**TO DO:** Copy the data exactly; pictures stay out of the copy.

[Part of a data file]
__________________________________________________
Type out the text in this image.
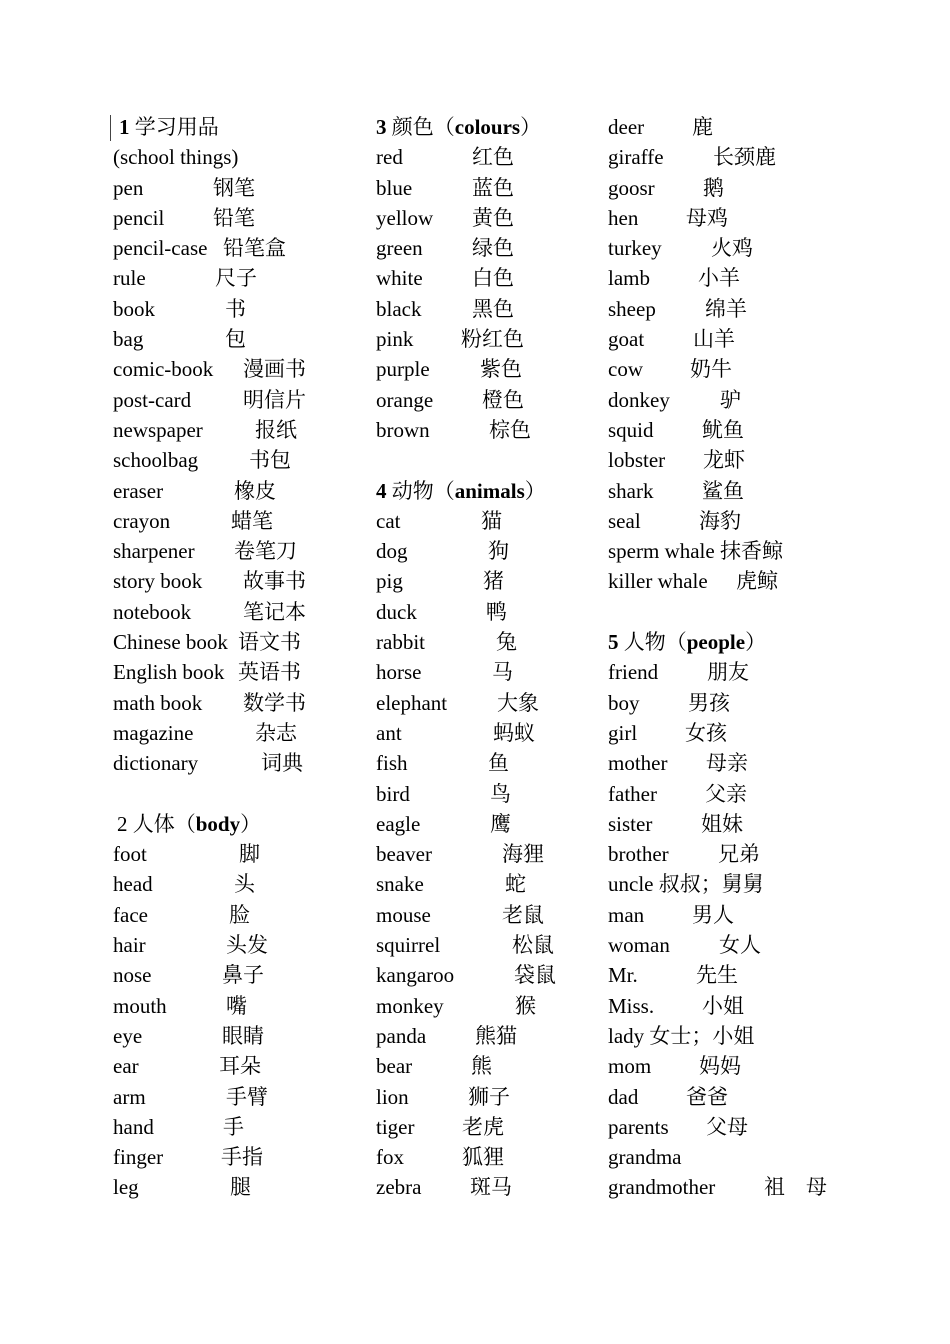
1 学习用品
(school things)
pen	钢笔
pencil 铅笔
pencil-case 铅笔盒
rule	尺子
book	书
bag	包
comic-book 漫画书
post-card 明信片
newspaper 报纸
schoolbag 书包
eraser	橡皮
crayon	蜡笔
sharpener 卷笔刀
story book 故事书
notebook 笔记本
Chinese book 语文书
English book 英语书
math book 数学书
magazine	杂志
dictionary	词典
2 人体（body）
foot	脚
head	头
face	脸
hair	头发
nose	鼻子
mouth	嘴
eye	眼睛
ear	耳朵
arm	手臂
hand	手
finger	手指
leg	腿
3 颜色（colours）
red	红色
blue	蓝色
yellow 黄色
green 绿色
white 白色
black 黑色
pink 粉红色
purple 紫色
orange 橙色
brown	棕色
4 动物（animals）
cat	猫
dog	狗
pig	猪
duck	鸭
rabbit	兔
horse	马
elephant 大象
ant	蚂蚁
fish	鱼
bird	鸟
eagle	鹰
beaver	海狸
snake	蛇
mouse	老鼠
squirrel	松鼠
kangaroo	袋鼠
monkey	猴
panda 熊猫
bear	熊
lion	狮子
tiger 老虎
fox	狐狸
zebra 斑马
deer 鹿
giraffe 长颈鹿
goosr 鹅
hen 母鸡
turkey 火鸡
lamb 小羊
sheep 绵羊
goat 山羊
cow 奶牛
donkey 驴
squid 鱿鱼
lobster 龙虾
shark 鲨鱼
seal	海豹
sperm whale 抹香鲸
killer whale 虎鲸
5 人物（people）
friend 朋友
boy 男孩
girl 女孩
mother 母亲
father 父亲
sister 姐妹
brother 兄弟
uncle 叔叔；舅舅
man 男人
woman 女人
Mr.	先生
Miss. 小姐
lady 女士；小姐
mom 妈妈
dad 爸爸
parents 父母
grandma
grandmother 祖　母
__________________________________________________
**WRITTEN SOLUTION:**
Type out the text in this image.
1 学习用品
(school things)
pen	钢笔
pencil 铅笔
pencil-case 铅笔盒
rule	尺子
book	书
bag	包
comic-book 漫画书
post-card 明信片
newspaper 报纸
schoolbag 书包
eraser	橡皮
crayon	蜡笔
sharpener 卷笔刀
story book 故事书
notebook 笔记本
Chinese book 语文书
English book 英语书
math book 数学书
magazine	杂志
dictionary	词典
2 人体（body）
foot	脚
head	头
face	脸
hair	头发
nose	鼻子
mouth	嘴
eye	眼睛
ear	耳朵
arm	手臂
hand	手
finger	手指
leg	腿
3 颜色（colours）
red	红色
blue	蓝色
yellow 黄色
green 绿色
white 白色
black 黑色
pink 粉红色
purple 紫色
orange 橙色
brown	棕色
4 动物（animals）
cat	猫
dog	狗
pig	猪
duck	鸭
rabbit	兔
horse	马
elephant 大象
ant	蚂蚁
fish	鱼
bird	鸟
eagle	鹰
beaver	海狸
snake	蛇
mouse	老鼠
squirrel	松鼠
kangaroo	袋鼠
monkey	猴
panda 熊猫
bear	熊
lion	狮子
tiger 老虎
fox	狐狸
zebra 斑马
deer 鹿
giraffe 长颈鹿
goosr 鹅
hen 母鸡
turkey 火鸡
lamb 小羊
sheep 绵羊
goat 山羊
cow 奶牛
donkey 驴
squid 鱿鱼
lobster 龙虾
shark 鲨鱼
seal	海豹
sperm whale 抹香鲸
killer whale 虎鲸
5 人物（people）
friend 朋友
boy 男孩
girl 女孩
mother 母亲
father 父亲
sister 姐妹
brother 兄弟
uncle 叔叔；舅舅
man 男人
woman 女人
Mr.	先生
Miss. 小姐
lady 女士；小姐
mom 妈妈
dad 爸爸
parents 父母
grandma
grandmother 祖　母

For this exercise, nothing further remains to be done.